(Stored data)

-------

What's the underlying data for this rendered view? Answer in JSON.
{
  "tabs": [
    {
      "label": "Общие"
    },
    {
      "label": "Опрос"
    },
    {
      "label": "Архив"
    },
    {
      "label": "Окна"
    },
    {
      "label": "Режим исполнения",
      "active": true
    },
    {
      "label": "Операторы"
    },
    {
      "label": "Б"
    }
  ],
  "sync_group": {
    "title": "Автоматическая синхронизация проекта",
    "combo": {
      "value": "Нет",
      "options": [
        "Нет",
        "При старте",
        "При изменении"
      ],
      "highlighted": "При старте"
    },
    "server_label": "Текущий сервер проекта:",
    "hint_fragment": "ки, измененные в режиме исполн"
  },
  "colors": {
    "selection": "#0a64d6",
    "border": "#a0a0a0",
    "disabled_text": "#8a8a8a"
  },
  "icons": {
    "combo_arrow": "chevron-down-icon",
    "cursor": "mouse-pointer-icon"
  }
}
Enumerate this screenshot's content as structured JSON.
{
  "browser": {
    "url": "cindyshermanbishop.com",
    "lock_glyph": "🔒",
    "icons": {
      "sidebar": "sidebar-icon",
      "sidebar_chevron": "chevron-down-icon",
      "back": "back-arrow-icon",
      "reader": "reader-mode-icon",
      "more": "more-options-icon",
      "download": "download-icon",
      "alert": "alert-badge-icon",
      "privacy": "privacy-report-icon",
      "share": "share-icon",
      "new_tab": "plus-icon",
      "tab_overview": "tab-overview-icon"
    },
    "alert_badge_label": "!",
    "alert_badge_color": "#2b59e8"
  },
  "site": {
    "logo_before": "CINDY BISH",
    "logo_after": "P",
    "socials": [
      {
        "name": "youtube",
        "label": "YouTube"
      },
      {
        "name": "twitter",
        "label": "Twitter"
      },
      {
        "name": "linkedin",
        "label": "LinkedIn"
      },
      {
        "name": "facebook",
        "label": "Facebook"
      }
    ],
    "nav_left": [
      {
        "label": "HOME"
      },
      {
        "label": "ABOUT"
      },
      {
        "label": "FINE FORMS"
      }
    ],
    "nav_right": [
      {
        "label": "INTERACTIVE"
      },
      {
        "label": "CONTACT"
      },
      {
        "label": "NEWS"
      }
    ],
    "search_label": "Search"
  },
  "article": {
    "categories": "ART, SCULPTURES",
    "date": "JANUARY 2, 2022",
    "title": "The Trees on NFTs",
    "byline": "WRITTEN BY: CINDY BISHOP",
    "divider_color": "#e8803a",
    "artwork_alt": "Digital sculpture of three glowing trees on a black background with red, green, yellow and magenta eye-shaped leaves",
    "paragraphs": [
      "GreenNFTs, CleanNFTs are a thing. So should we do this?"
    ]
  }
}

-------

> _CHALLENGE_: Write down the full listing again, exactly.

> _SOLUTION TO THIS TASK_:
What's the underlying data for this rendered view? Answer in JSON.
{
  "tabs": [
    {
      "label": "Общие"
    },
    {
      "label": "Опрос"
    },
    {
      "label": "Архив"
    },
    {
      "label": "Окна"
    },
    {
      "label": "Режим исполнения",
      "active": true
    },
    {
      "label": "Операторы"
    },
    {
      "label": "Б"
    }
  ],
  "sync_group": {
    "title": "Автоматическая синхронизация проекта",
    "combo": {
      "value": "Нет",
      "options": [
        "Нет",
        "При старте",
        "При изменении"
      ],
      "highlighted": "При старте"
    },
    "server_label": "Текущий сервер проекта:",
    "hint_fragment": "ки, измененные в режиме исполн"
  },
  "colors": {
    "selection": "#0a64d6",
    "border": "#a0a0a0",
    "disabled_text": "#8a8a8a"
  },
  "icons": {
    "combo_arrow": "chevron-down-icon",
    "cursor": "mouse-pointer-icon"
  }
}
Enumerate this screenshot's content as structured JSON.
{
  "browser": {
    "url": "cindyshermanbishop.com",
    "lock_glyph": "🔒",
    "icons": {
      "sidebar": "sidebar-icon",
      "sidebar_chevron": "chevron-down-icon",
      "back": "back-arrow-icon",
      "reader": "reader-mode-icon",
      "more": "more-options-icon",
      "download": "download-icon",
      "alert": "alert-badge-icon",
      "privacy": "privacy-report-icon",
      "share": "share-icon",
      "new_tab": "plus-icon",
      "tab_overview": "tab-overview-icon"
    },
    "alert_badge_label": "!",
    "alert_badge_color": "#2b59e8"
  },
  "site": {
    "logo_before": "CINDY BISH",
    "logo_after": "P",
    "socials": [
      {
        "name": "youtube",
        "label": "YouTube"
      },
      {
        "name": "twitter",
        "label": "Twitter"
      },
      {
        "name": "linkedin",
        "label": "LinkedIn"
      },
      {
        "name": "facebook",
        "label": "Facebook"
      }
    ],
    "nav_left": [
      {
        "label": "HOME"
      },
      {
        "label": "ABOUT"
      },
      {
        "label": "FINE FORMS"
      }
    ],
    "nav_right": [
      {
        "label": "INTERACTIVE"
      },
      {
        "label": "CONTACT"
      },
      {
        "label": "NEWS"
      }
    ],
    "search_label": "Search"
  },
  "article": {
    "categories": "ART, SCULPTURES",
    "date": "JANUARY 2, 2022",
    "title": "The Trees on NFTs",
    "byline": "WRITTEN BY: CINDY BISHOP",
    "divider_color": "#e8803a",
    "artwork_alt": "Digital sculpture of three glowing trees on a black background with red, green, yellow and magenta eye-shaped leaves",
    "paragraphs": [
      "GreenNFTs, CleanNFTs are a thing. So should we do this?"
    ]
  }
}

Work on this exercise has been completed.